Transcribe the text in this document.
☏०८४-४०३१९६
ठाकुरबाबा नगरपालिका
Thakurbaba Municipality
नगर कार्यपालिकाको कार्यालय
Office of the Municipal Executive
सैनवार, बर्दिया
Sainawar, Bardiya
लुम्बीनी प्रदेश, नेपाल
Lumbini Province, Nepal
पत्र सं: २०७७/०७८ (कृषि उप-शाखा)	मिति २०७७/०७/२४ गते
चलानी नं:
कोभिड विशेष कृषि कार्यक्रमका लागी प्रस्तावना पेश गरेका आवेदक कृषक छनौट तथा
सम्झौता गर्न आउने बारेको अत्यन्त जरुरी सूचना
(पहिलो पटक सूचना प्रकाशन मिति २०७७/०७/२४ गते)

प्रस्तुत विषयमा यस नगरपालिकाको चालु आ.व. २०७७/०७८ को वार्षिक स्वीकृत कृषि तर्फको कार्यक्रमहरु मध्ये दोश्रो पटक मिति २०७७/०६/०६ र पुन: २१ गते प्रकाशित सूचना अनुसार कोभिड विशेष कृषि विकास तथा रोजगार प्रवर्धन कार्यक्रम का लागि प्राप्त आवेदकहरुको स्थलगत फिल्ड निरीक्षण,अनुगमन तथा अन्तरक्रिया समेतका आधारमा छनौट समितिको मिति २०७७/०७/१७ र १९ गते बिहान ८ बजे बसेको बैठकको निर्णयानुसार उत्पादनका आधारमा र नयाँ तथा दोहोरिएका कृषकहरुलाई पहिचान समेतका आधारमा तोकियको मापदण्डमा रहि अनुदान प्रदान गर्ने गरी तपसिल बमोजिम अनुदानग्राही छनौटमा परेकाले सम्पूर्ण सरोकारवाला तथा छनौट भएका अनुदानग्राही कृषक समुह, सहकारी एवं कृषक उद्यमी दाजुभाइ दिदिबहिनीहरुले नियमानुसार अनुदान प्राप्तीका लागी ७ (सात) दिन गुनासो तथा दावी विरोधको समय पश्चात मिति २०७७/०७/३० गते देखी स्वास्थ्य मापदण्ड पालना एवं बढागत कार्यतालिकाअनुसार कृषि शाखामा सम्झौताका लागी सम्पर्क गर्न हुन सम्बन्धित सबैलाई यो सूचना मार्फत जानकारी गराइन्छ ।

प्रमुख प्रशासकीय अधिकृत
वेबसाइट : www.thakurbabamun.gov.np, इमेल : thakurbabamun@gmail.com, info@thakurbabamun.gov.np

--------

**EXERCISE DIRECTIONS**
All of the entries need to be reproduced exactly; please write them out.

**FINISHED ANSWER**
Transcribe the text in this document.
☏०८४-४०३१९६
ठाकुरबाबा नगरपालिका
Thakurbaba Municipality
नगर कार्यपालिकाको कार्यालय
Office of the Municipal Executive
सैनवार, बर्दिया
Sainawar, Bardiya
लुम्बीनी प्रदेश, नेपाल
Lumbini Province, Nepal
पत्र सं: २०७७/०७८ (कृषि उप-शाखा)	मिति २०७७/०७/२४ गते
चलानी नं:
कोभिड विशेष कृषि कार्यक्रमका लागी प्रस्तावना पेश गरेका आवेदक कृषक छनौट तथा
सम्झौता गर्न आउने बारेको अत्यन्त जरुरी सूचना
(पहिलो पटक सूचना प्रकाशन मिति २०७७/०७/२४ गते)

प्रस्तुत विषयमा यस नगरपालिकाको चालु आ.व. २०७७/०७८ को वार्षिक स्वीकृत कृषि तर्फको कार्यक्रमहरु मध्ये दोश्रो पटक मिति २०७७/०६/०६ र पुन: २१ गते प्रकाशित सूचना अनुसार कोभिड विशेष कृषि विकास तथा रोजगार प्रवर्धन कार्यक्रम का लागि प्राप्त आवेदकहरुको स्थलगत फिल्ड निरीक्षण,अनुगमन तथा अन्तरक्रिया समेतका आधारमा छनौट समितिको मिति २०७७/०७/१७ र १९ गते बिहान ८ बजे बसेको बैठकको निर्णयानुसार उत्पादनका आधारमा र नयाँ तथा दोहोरिएका कृषकहरुलाई पहिचान समेतका आधारमा तोकियको मापदण्डमा रहि अनुदान प्रदान गर्ने गरी तपसिल बमोजिम अनुदानग्राही छनौटमा परेकाले सम्पूर्ण सरोकारवाला तथा छनौट भएका अनुदानग्राही कृषक समुह, सहकारी एवं कृषक उद्यमी दाजुभाइ दिदिबहिनीहरुले नियमानुसार अनुदान प्राप्तीका लागी ७ (सात) दिन गुनासो तथा दावी विरोधको समय पश्चात मिति २०७७/०७/३० गते देखी स्वास्थ्य मापदण्ड पालना एवं बढागत कार्यतालिकाअनुसार कृषि शाखामा सम्झौताका लागी सम्पर्क गर्न हुन सम्बन्धित सबैलाई यो सूचना मार्फत जानकारी गराइन्छ ।

प्रमुख प्रशासकीय अधिकृत
वेबसाइट : www.thakurbabamun.gov.np, इमेल : thakurbabamun@gmail.com, info@thakurbabamun.gov.np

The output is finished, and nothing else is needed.